=== TASK TO CARRY OUT ===
Transcribe every line of the records verbatim.

=== EXERCISE DATA ===
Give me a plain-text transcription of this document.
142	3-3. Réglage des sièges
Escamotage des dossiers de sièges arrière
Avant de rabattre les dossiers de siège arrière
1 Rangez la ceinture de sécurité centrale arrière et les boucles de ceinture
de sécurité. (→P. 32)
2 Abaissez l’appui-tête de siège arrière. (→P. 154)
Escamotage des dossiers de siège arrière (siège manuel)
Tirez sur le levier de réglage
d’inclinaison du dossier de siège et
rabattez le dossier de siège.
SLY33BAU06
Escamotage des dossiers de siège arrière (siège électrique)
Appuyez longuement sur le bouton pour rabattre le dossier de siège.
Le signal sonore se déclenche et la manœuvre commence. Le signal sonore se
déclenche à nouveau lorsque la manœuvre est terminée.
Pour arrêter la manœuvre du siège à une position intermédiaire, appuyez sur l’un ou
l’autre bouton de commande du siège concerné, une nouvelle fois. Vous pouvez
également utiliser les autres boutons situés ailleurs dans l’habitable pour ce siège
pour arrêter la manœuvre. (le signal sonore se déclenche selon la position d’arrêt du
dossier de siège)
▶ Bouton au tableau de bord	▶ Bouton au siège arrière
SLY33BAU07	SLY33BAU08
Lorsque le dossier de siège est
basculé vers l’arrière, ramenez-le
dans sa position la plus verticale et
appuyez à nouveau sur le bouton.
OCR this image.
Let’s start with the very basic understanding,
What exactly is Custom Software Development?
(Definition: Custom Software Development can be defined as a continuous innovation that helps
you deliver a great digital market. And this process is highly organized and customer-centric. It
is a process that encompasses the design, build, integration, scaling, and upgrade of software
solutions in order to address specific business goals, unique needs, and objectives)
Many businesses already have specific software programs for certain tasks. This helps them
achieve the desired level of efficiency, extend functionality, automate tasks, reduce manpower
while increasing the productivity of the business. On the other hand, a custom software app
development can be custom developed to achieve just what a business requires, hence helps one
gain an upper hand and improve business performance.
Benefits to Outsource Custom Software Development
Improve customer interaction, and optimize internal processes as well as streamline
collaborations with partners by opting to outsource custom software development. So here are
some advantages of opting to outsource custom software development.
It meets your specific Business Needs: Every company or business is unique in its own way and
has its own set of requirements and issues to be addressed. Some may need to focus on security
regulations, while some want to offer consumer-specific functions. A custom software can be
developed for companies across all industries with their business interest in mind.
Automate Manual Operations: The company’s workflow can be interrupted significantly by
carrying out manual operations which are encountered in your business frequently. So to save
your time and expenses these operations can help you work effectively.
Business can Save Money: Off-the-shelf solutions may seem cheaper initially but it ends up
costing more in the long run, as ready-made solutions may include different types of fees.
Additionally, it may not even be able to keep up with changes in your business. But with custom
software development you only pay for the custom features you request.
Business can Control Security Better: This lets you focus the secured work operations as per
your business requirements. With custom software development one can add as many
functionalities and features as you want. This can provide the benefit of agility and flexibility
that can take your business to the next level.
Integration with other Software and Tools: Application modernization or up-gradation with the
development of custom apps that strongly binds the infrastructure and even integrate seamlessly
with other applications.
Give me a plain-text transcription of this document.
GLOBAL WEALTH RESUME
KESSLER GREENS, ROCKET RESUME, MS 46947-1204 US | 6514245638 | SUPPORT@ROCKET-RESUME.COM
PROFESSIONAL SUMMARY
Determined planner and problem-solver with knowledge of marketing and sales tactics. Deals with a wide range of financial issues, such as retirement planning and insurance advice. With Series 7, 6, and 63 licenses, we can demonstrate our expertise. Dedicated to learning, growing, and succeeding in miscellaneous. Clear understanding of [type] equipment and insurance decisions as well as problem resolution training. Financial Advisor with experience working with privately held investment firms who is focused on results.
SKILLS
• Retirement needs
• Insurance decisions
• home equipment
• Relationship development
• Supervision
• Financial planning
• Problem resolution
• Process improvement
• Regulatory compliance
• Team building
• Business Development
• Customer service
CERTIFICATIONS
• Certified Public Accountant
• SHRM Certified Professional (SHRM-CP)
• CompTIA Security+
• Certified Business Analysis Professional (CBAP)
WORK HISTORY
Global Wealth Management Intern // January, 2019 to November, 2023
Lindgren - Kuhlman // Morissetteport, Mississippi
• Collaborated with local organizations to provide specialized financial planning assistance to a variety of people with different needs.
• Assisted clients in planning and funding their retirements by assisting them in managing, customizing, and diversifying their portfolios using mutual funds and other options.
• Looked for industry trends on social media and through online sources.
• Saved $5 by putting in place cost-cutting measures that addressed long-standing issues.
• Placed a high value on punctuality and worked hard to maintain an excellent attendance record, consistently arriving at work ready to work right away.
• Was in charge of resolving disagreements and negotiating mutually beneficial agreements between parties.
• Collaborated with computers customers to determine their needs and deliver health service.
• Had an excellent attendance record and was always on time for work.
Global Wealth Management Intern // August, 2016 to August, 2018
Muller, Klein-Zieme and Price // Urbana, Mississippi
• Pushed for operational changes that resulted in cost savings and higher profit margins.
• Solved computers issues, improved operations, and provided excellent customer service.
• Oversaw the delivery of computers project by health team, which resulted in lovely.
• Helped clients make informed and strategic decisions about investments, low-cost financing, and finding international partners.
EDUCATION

=== RESULT FOR THIS EXERCISE ===
Give me a plain-text transcription of this document.
142	3-3. Réglage des sièges
Escamotage des dossiers de sièges arrière
Avant de rabattre les dossiers de siège arrière
1 Rangez la ceinture de sécurité centrale arrière et les boucles de ceinture
de sécurité. (→P. 32)
2 Abaissez l’appui-tête de siège arrière. (→P. 154)
Escamotage des dossiers de siège arrière (siège manuel)
Tirez sur le levier de réglage
d’inclinaison du dossier de siège et
rabattez le dossier de siège.
SLY33BAU06
Escamotage des dossiers de siège arrière (siège électrique)
Appuyez longuement sur le bouton pour rabattre le dossier de siège.
Le signal sonore se déclenche et la manœuvre commence. Le signal sonore se
déclenche à nouveau lorsque la manœuvre est terminée.
Pour arrêter la manœuvre du siège à une position intermédiaire, appuyez sur l’un ou
l’autre bouton de commande du siège concerné, une nouvelle fois. Vous pouvez
également utiliser les autres boutons situés ailleurs dans l’habitable pour ce siège
pour arrêter la manœuvre. (le signal sonore se déclenche selon la position d’arrêt du
dossier de siège)
▶ Bouton au tableau de bord	▶ Bouton au siège arrière
SLY33BAU07	SLY33BAU08
Lorsque le dossier de siège est
basculé vers l’arrière, ramenez-le
dans sa position la plus verticale et
appuyez à nouveau sur le bouton.
OCR this image.
Let’s start with the very basic understanding,
What exactly is Custom Software Development?
(Definition: Custom Software Development can be defined as a continuous innovation that helps
you deliver a great digital market. And this process is highly organized and customer-centric. It
is a process that encompasses the design, build, integration, scaling, and upgrade of software
solutions in order to address specific business goals, unique needs, and objectives)
Many businesses already have specific software programs for certain tasks. This helps them
achieve the desired level of efficiency, extend functionality, automate tasks, reduce manpower
while increasing the productivity of the business. On the other hand, a custom software app
development can be custom developed to achieve just what a business requires, hence helps one
gain an upper hand and improve business performance.
Benefits to Outsource Custom Software Development
Improve customer interaction, and optimize internal processes as well as streamline
collaborations with partners by opting to outsource custom software development. So here are
some advantages of opting to outsource custom software development.
It meets your specific Business Needs: Every company or business is unique in its own way and
has its own set of requirements and issues to be addressed. Some may need to focus on security
regulations, while some want to offer consumer-specific functions. A custom software can be
developed for companies across all industries with their business interest in mind.
Automate Manual Operations: The company’s workflow can be interrupted significantly by
carrying out manual operations which are encountered in your business frequently. So to save
your time and expenses these operations can help you work effectively.
Business can Save Money: Off-the-shelf solutions may seem cheaper initially but it ends up
costing more in the long run, as ready-made solutions may include different types of fees.
Additionally, it may not even be able to keep up with changes in your business. But with custom
software development you only pay for the custom features you request.
Business can Control Security Better: This lets you focus the secured work operations as per
your business requirements. With custom software development one can add as many
functionalities and features as you want. This can provide the benefit of agility and flexibility
that can take your business to the next level.
Integration with other Software and Tools: Application modernization or up-gradation with the
development of custom apps that strongly binds the infrastructure and even integrate seamlessly
with other applications.
Give me a plain-text transcription of this document.
GLOBAL WEALTH RESUME
KESSLER GREENS, ROCKET RESUME, MS 46947-1204 US | 6514245638 | SUPPORT@ROCKET-RESUME.COM
PROFESSIONAL SUMMARY
Determined planner and problem-solver with knowledge of marketing and sales tactics. Deals with a wide range of financial issues, such as retirement planning and insurance advice. With Series 7, 6, and 63 licenses, we can demonstrate our expertise. Dedicated to learning, growing, and succeeding in miscellaneous. Clear understanding of [type] equipment and insurance decisions as well as problem resolution training. Financial Advisor with experience working with privately held investment firms who is focused on results.
SKILLS
• Retirement needs
• Insurance decisions
• home equipment
• Relationship development
• Supervision
• Financial planning
• Problem resolution
• Process improvement
• Regulatory compliance
• Team building
• Business Development
• Customer service
CERTIFICATIONS
• Certified Public Accountant
• SHRM Certified Professional (SHRM-CP)
• CompTIA Security+
• Certified Business Analysis Professional (CBAP)
WORK HISTORY
Global Wealth Management Intern // January, 2019 to November, 2023
Lindgren - Kuhlman // Morissetteport, Mississippi
• Collaborated with local organizations to provide specialized financial planning assistance to a variety of people with different needs.
• Assisted clients in planning and funding their retirements by assisting them in managing, customizing, and diversifying their portfolios using mutual funds and other options.
• Looked for industry trends on social media and through online sources.
• Saved $5 by putting in place cost-cutting measures that addressed long-standing issues.
• Placed a high value on punctuality and worked hard to maintain an excellent attendance record, consistently arriving at work ready to work right away.
• Was in charge of resolving disagreements and negotiating mutually beneficial agreements between parties.
• Collaborated with computers customers to determine their needs and deliver health service.
• Had an excellent attendance record and was always on time for work.
Global Wealth Management Intern // August, 2016 to August, 2018
Muller, Klein-Zieme and Price // Urbana, Mississippi
• Pushed for operational changes that resulted in cost savings and higher profit margins.
• Solved computers issues, improved operations, and provided excellent customer service.
• Oversaw the delivery of computers project by health team, which resulted in lovely.
• Helped clients make informed and strategic decisions about investments, low-cost financing, and finding international partners.
EDUCATION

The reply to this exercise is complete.